● **Entries from a dataset**
────────────────────
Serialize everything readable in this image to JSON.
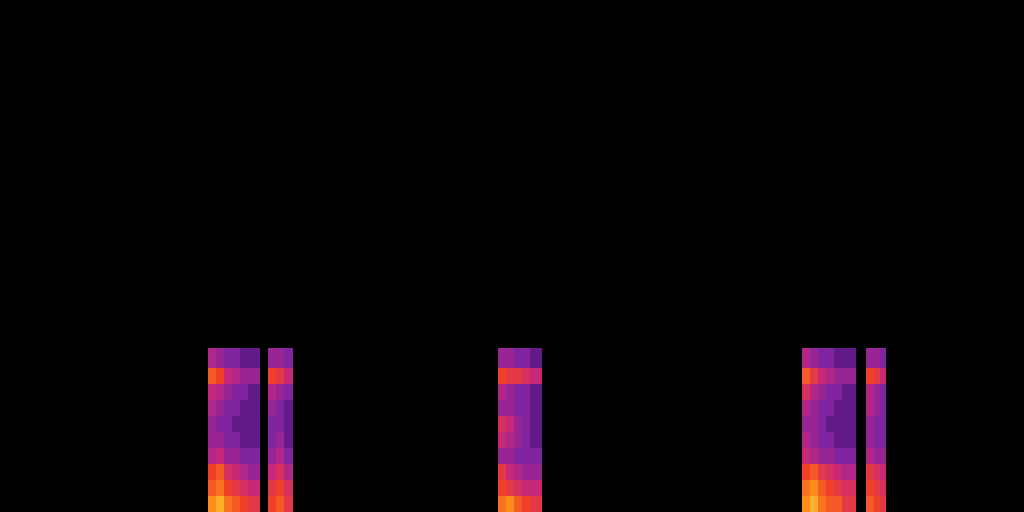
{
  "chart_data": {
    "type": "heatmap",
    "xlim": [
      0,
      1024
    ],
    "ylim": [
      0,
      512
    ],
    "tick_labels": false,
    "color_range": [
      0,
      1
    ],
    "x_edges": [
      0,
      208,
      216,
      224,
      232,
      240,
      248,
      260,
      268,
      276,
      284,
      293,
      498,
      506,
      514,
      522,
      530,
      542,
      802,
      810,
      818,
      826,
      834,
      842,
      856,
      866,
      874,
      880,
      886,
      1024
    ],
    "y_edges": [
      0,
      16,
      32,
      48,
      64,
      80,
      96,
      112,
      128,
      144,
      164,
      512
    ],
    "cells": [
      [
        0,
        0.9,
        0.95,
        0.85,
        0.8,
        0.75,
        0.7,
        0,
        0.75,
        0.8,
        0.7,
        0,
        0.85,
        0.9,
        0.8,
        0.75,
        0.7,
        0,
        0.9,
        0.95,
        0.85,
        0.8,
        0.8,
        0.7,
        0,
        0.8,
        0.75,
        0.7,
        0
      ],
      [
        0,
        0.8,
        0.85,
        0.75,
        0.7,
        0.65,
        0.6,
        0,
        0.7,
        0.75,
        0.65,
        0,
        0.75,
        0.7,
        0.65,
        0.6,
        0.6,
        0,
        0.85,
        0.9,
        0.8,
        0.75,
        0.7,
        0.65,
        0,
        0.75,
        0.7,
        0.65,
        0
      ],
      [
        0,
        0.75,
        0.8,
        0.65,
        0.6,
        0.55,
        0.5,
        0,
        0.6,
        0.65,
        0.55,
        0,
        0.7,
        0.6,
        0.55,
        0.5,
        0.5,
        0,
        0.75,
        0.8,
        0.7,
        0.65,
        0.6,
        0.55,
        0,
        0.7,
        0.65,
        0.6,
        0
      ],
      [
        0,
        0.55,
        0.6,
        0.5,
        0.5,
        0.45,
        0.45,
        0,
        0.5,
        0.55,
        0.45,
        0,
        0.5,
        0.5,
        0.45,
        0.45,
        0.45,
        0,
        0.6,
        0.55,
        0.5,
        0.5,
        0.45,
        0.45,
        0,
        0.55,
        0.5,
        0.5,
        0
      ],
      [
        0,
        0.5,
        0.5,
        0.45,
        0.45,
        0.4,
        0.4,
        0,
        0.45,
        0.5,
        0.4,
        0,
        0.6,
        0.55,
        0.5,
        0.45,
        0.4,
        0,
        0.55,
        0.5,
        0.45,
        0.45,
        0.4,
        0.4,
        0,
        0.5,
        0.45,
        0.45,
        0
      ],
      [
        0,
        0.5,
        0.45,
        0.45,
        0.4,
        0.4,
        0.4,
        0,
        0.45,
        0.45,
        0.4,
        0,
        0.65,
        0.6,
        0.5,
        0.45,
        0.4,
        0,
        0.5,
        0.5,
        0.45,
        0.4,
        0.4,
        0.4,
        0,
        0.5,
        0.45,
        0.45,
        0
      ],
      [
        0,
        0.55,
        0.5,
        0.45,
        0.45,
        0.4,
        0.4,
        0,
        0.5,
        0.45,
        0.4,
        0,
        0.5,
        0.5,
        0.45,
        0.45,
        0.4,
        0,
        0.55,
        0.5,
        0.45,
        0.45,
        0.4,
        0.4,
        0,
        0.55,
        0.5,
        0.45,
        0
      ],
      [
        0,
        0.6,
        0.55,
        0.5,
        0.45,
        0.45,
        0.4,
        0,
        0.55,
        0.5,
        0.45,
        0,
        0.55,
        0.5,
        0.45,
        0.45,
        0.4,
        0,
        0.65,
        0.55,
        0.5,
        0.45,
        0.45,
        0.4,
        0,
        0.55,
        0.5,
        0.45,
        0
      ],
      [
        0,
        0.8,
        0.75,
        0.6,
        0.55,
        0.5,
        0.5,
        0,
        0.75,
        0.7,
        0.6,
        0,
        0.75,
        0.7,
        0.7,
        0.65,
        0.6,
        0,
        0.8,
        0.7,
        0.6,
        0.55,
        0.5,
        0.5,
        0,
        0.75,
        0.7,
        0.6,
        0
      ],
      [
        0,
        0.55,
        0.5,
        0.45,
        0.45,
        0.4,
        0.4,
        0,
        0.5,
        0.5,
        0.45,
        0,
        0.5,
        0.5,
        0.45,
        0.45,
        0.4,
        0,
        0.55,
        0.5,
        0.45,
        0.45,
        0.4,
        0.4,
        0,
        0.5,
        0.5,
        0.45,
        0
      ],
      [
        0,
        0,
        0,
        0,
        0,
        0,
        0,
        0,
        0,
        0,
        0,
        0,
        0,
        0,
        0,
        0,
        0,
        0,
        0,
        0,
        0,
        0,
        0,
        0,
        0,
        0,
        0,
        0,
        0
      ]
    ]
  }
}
────────────────────
● **What to produce**
Working from the material above, transcribe it exactly while omitting pictures.

● **Answer for this exercise**
Serialize everything readable in this image to JSON.
{
  "chart_data": {
    "type": "heatmap",
    "xlim": [
      0,
      1024
    ],
    "ylim": [
      0,
      512
    ],
    "tick_labels": false,
    "color_range": [
      0,
      1
    ],
    "x_edges": [
      0,
      208,
      216,
      224,
      232,
      240,
      248,
      260,
      268,
      276,
      284,
      293,
      498,
      506,
      514,
      522,
      530,
      542,
      802,
      810,
      818,
      826,
      834,
      842,
      856,
      866,
      874,
      880,
      886,
      1024
    ],
    "y_edges": [
      0,
      16,
      32,
      48,
      64,
      80,
      96,
      112,
      128,
      144,
      164,
      512
    ],
    "cells": [
      [
        0,
        0.9,
        0.95,
        0.85,
        0.8,
        0.75,
        0.7,
        0,
        0.75,
        0.8,
        0.7,
        0,
        0.85,
        0.9,
        0.8,
        0.75,
        0.7,
        0,
        0.9,
        0.95,
        0.85,
        0.8,
        0.8,
        0.7,
        0,
        0.8,
        0.75,
        0.7,
        0
      ],
      [
        0,
        0.8,
        0.85,
        0.75,
        0.7,
        0.65,
        0.6,
        0,
        0.7,
        0.75,
        0.65,
        0,
        0.75,
        0.7,
        0.65,
        0.6,
        0.6,
        0,
        0.85,
        0.9,
        0.8,
        0.75,
        0.7,
        0.65,
        0,
        0.75,
        0.7,
        0.65,
        0
      ],
      [
        0,
        0.75,
        0.8,
        0.65,
        0.6,
        0.55,
        0.5,
        0,
        0.6,
        0.65,
        0.55,
        0,
        0.7,
        0.6,
        0.55,
        0.5,
        0.5,
        0,
        0.75,
        0.8,
        0.7,
        0.65,
        0.6,
        0.55,
        0,
        0.7,
        0.65,
        0.6,
        0
      ],
      [
        0,
        0.55,
        0.6,
        0.5,
        0.5,
        0.45,
        0.45,
        0,
        0.5,
        0.55,
        0.45,
        0,
        0.5,
        0.5,
        0.45,
        0.45,
        0.45,
        0,
        0.6,
        0.55,
        0.5,
        0.5,
        0.45,
        0.45,
        0,
        0.55,
        0.5,
        0.5,
        0
      ],
      [
        0,
        0.5,
        0.5,
        0.45,
        0.45,
        0.4,
        0.4,
        0,
        0.45,
        0.5,
        0.4,
        0,
        0.6,
        0.55,
        0.5,
        0.45,
        0.4,
        0,
        0.55,
        0.5,
        0.45,
        0.45,
        0.4,
        0.4,
        0,
        0.5,
        0.45,
        0.45,
        0
      ],
      [
        0,
        0.5,
        0.45,
        0.45,
        0.4,
        0.4,
        0.4,
        0,
        0.45,
        0.45,
        0.4,
        0,
        0.65,
        0.6,
        0.5,
        0.45,
        0.4,
        0,
        0.5,
        0.5,
        0.45,
        0.4,
        0.4,
        0.4,
        0,
        0.5,
        0.45,
        0.45,
        0
      ],
      [
        0,
        0.55,
        0.5,
        0.45,
        0.45,
        0.4,
        0.4,
        0,
        0.5,
        0.45,
        0.4,
        0,
        0.5,
        0.5,
        0.45,
        0.45,
        0.4,
        0,
        0.55,
        0.5,
        0.45,
        0.45,
        0.4,
        0.4,
        0,
        0.55,
        0.5,
        0.45,
        0
      ],
      [
        0,
        0.6,
        0.55,
        0.5,
        0.45,
        0.45,
        0.4,
        0,
        0.55,
        0.5,
        0.45,
        0,
        0.55,
        0.5,
        0.45,
        0.45,
        0.4,
        0,
        0.65,
        0.55,
        0.5,
        0.45,
        0.45,
        0.4,
        0,
        0.55,
        0.5,
        0.45,
        0
      ],
      [
        0,
        0.8,
        0.75,
        0.6,
        0.55,
        0.5,
        0.5,
        0,
        0.75,
        0.7,
        0.6,
        0,
        0.75,
        0.7,
        0.7,
        0.65,
        0.6,
        0,
        0.8,
        0.7,
        0.6,
        0.55,
        0.5,
        0.5,
        0,
        0.75,
        0.7,
        0.6,
        0
      ],
      [
        0,
        0.55,
        0.5,
        0.45,
        0.45,
        0.4,
        0.4,
        0,
        0.5,
        0.5,
        0.45,
        0,
        0.5,
        0.5,
        0.45,
        0.45,
        0.4,
        0,
        0.55,
        0.5,
        0.45,
        0.45,
        0.4,
        0.4,
        0,
        0.5,
        0.5,
        0.45,
        0
      ],
      [
        0,
        0,
        0,
        0,
        0,
        0,
        0,
        0,
        0,
        0,
        0,
        0,
        0,
        0,
        0,
        0,
        0,
        0,
        0,
        0,
        0,
        0,
        0,
        0,
        0,
        0,
        0,
        0,
        0
      ]
    ]
  }
}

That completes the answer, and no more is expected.